### YOUR TASK
Present every line in which the string "MARKETING" appears.

### MATERIAL PROVIDED
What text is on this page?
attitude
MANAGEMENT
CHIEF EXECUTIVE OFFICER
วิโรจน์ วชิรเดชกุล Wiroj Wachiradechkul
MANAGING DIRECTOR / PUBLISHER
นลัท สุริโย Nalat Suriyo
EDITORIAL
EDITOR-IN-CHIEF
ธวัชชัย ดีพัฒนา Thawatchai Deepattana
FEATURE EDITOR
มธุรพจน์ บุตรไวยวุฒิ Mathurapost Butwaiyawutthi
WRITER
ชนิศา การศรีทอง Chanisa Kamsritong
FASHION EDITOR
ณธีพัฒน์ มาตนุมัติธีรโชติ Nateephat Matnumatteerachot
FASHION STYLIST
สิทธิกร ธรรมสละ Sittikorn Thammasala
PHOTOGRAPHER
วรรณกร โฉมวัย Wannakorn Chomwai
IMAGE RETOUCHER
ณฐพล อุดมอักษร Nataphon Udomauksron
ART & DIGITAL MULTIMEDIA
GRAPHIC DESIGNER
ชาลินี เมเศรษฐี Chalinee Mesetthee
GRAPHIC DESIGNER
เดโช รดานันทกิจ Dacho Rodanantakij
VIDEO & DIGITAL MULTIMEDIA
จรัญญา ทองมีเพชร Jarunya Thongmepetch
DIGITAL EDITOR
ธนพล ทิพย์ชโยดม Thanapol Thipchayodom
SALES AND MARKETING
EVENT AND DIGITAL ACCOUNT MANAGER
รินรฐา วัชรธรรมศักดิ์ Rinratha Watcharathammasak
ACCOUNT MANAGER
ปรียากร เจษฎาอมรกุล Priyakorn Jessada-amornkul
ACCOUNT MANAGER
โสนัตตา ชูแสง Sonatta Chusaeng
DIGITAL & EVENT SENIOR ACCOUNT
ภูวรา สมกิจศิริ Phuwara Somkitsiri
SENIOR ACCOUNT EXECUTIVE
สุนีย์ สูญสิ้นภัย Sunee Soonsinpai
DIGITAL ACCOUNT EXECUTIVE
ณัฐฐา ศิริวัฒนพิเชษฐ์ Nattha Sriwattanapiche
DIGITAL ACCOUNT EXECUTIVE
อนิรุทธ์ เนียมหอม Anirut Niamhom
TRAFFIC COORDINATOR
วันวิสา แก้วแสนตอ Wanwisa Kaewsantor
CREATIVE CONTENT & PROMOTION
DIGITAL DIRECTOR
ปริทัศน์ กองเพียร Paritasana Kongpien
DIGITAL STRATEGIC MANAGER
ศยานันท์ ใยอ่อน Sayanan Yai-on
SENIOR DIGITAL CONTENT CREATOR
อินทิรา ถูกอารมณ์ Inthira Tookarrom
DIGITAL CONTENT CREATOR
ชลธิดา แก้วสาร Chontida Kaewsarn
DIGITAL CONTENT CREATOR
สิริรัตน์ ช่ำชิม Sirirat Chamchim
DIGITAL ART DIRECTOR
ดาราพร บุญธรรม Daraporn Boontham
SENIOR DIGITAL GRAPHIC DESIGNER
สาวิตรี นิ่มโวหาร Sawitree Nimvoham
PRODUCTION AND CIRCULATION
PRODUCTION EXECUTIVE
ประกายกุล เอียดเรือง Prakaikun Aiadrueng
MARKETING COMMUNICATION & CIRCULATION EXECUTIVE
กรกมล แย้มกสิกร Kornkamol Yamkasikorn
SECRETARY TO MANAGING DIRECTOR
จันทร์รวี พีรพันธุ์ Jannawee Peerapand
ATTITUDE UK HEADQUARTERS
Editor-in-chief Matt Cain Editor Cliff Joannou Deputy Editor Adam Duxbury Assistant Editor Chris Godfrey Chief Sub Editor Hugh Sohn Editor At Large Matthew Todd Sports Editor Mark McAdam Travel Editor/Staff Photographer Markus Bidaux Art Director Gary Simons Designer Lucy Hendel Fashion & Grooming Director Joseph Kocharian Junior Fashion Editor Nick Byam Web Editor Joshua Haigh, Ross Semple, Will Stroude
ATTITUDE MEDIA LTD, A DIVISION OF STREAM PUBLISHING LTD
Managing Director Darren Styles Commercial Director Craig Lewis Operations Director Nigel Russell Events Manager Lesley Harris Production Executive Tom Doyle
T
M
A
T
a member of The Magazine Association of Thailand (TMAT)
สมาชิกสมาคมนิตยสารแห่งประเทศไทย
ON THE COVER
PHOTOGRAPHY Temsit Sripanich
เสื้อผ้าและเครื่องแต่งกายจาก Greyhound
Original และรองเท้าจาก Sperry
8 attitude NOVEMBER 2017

### REPLY TO THE EXERCISE
SALES AND MARKETING
MARKETING COMMUNICATION & CIRCULATION EXECUTIVE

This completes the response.